WHAT THE TASK REQUIRES —
Reproduce the forum discussion about children leaving home for university word for word, from beginning to end.

READING TEXT —

<<<<

I know several people where the shock of their relationship has been the actual issue Nothing can prepare you for that unless you make you as a couple a priority I am certain it is at the root of many people's worries.

Kazzyv Sun 10-Aug-14 10:31:27

If it helps both my DH and I are dreading our DS going to uni - if he gets the grades next week - but we have booked a 2 week holiday in November totally out of our comfort zone to Vietnam. Planning that is giving me something to look forward to after he leaves...... Not saying you have to go that far but planning something specific and non child related for after they leave seems to be a good idea.

Sunbury1986 Sun 10-Aug-14 13:34:23

Hi Kazzyv, thanks for your comment, what is nice is knowing I'm not alone feeling like this. We have got a trip planned in November to see her and she has been super proactive this week in investigating what's around were she is staying and she's amusingly chuffed that there is a massive Asda, Tk Maxx and retail park within walking distance with pretty much the same shops as are at our local retail park.Daft I know but bit of familiarity is good. She really really wants this and there was a point last year where she was being a little arsey about how where we live is so boring and small etc which did irritate me somewhat at the time. I'm just pleased she has now realised exactly what family means and home etc. She finishes her part time job on Tuesday and is heading off on Friday to see the accommodation properly, check out the GP and dentist etc so she's excited about that. Your absolutely right about doing something different and your holiday sounds fab. We have younger son doing his GCSEs this time round so can't really commit to anything like that but I am intending to get back in the gym/swim after work routine once she's gone. In the meantime we've about a month and she will be fine....as I willgrin
P.s. I don't recall my parents having much to say about me leaving home

littlemoot Tue 12-Aug-14 22:50:01

My DD left 2 years ago to go to London , didn't really intend it to be there but that is the best place for the course she wanted to do and she did fantastically well by getting in there .

>>>>

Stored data
<<<<

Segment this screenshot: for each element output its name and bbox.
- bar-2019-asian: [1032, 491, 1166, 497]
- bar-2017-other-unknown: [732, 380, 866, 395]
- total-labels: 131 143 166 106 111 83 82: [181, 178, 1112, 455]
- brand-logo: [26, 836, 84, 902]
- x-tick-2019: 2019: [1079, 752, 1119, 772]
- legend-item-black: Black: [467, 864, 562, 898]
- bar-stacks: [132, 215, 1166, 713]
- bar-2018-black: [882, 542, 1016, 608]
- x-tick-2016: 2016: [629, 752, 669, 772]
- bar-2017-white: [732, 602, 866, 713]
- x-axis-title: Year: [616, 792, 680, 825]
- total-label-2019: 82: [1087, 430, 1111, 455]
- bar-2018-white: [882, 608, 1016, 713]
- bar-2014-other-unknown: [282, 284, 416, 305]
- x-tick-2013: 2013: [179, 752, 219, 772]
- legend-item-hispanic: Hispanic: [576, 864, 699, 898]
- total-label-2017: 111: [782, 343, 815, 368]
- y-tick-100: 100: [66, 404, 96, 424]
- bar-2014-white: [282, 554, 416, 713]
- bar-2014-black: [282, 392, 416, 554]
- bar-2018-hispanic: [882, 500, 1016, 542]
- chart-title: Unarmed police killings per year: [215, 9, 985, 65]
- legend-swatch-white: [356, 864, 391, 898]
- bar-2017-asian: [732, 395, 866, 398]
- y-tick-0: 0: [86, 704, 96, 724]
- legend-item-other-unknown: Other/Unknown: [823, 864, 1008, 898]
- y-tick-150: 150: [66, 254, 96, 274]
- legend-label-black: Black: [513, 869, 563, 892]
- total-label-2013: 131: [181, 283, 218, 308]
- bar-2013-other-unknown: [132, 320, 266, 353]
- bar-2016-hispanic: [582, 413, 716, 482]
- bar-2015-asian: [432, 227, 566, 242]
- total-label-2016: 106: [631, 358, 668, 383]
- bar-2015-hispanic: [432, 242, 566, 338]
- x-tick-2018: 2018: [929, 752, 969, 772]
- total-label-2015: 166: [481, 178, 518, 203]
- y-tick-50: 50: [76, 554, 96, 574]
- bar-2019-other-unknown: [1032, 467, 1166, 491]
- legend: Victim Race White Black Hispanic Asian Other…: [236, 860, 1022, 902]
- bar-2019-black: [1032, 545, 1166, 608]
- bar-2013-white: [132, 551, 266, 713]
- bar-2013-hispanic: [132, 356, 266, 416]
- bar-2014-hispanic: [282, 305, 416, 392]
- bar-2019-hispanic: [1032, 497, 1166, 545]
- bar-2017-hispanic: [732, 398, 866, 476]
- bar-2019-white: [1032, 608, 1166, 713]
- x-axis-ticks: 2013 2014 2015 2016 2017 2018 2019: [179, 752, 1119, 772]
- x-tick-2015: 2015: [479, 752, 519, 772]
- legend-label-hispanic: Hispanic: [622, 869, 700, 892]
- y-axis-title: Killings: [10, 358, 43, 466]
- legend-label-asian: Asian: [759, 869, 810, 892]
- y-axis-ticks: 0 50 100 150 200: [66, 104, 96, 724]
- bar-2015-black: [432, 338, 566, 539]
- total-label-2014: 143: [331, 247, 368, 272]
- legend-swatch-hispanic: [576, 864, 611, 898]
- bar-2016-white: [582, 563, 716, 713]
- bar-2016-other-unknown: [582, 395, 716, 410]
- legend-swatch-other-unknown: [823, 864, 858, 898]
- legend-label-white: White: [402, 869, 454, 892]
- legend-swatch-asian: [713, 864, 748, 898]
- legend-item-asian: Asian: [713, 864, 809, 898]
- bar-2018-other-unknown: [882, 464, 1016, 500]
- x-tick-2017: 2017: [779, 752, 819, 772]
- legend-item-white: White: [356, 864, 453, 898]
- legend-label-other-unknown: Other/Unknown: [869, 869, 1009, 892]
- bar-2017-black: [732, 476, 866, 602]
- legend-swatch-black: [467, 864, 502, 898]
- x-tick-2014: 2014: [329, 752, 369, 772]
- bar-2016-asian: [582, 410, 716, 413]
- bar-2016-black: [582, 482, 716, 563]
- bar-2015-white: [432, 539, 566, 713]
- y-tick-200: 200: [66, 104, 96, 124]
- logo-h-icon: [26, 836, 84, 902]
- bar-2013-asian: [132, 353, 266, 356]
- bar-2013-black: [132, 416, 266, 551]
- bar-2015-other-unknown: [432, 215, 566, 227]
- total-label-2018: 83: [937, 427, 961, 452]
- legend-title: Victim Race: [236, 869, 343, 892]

>>>>

EXERCISE RESPONSE —
I know several people where the shock of their relationship has been the actual issue Nothing can prepare you for that unless you make you as a couple a priority I am certain it is at the root of many people's worries.

Kazzyv Sun 10-Aug-14 10:31:27

If it helps both my DH and I are dreading our DS going to uni - if he gets the grades next week - but we have booked a 2 week holiday in November totally out of our comfort zone to Vietnam. Planning that is giving me something to look forward to after he leaves...... Not saying you have to go that far but planning something specific and non child related for after they leave seems to be a good idea.

Sunbury1986 Sun 10-Aug-14 13:34:23

Hi Kazzyv, thanks for your comment, what is nice is knowing I'm not alone feeling like this. We have got a trip planned in November to see her and she has been super proactive this week in investigating what's around were she is staying and she's amusingly chuffed that there is a massive Asda, Tk Maxx and retail park within walking distance with pretty much the same shops as are at our local retail park.Daft I know but bit of familiarity is good. She really really wants this and there was a point last year where she was being a little arsey about how where we live is so boring and small etc which did irritate me somewhat at the time. I'm just pleased she has now realised exactly what family means and home etc. She finishes her part time job on Tuesday and is heading off on Friday to see the accommodation properly, check out the GP and dentist etc so she's excited about that. Your absolutely right about doing something different and your holiday sounds fab. We have younger son doing his GCSEs this time round so can't really commit to anything like that but I am intending to get back in the gym/swim after work routine once she's gone. In the meantime we've about a month and she will be fine....as I willgrin
P.s. I don't recall my parents having much to say about me leaving home

littlemoot Tue 12-Aug-14 22:50:01

My DD left 2 years ago to go to London , didn't really intend it to be there but that is the best place for the course she wanted to do and she did fantastically well by getting in there .